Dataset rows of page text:
☆ ☆ ☆

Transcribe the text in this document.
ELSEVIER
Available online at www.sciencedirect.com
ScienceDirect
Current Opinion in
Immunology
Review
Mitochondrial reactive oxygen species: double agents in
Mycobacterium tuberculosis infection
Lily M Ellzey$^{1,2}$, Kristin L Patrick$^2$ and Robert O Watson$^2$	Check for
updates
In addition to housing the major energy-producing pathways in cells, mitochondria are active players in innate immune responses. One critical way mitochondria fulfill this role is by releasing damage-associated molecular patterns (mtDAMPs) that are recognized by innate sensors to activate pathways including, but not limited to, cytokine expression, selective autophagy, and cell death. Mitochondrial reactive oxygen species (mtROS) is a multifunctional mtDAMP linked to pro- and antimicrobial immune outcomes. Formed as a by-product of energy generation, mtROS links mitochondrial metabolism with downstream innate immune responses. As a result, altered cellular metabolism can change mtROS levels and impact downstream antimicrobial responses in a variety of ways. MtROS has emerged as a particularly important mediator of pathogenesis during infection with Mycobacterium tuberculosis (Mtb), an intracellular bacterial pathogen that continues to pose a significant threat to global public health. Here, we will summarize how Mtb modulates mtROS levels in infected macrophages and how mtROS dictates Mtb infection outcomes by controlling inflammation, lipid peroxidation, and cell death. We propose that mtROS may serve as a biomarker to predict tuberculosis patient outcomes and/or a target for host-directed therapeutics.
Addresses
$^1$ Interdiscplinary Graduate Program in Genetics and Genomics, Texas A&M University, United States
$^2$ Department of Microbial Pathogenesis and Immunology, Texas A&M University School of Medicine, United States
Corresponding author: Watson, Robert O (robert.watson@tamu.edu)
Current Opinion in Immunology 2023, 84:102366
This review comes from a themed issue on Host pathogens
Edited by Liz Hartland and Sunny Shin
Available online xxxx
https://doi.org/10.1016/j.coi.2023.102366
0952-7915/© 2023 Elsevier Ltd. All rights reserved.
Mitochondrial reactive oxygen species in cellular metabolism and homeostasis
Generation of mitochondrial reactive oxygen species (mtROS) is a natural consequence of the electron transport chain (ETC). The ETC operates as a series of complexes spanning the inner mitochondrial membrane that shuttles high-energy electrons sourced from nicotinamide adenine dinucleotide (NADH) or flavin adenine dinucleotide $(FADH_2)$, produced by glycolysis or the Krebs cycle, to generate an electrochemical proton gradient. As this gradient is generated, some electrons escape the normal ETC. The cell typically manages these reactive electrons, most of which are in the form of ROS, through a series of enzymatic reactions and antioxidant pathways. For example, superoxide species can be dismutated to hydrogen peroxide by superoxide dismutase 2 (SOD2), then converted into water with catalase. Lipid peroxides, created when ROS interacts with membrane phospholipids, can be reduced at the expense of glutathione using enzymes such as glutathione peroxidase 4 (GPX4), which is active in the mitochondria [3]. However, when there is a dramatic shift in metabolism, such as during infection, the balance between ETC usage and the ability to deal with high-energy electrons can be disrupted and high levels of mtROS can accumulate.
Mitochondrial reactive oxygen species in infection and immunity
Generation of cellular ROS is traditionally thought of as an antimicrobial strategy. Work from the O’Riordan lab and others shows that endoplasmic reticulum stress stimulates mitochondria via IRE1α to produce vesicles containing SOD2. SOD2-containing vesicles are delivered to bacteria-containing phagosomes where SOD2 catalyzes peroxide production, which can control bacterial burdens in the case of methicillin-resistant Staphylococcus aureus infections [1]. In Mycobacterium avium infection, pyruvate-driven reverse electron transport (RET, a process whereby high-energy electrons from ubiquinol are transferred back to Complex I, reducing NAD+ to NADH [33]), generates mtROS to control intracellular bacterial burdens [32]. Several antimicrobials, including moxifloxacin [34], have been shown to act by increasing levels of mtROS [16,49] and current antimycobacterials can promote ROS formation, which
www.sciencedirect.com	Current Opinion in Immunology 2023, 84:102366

☆ ☆ ☆

Among the records above, find each line holding the string "Opinion" and pull it out.

Solution to this exercise:
Current Opinion in
Current Opinion in Immunology 2023, 84:102366
www.sciencedirect.com	Current Opinion in Immunology 2023, 84:102366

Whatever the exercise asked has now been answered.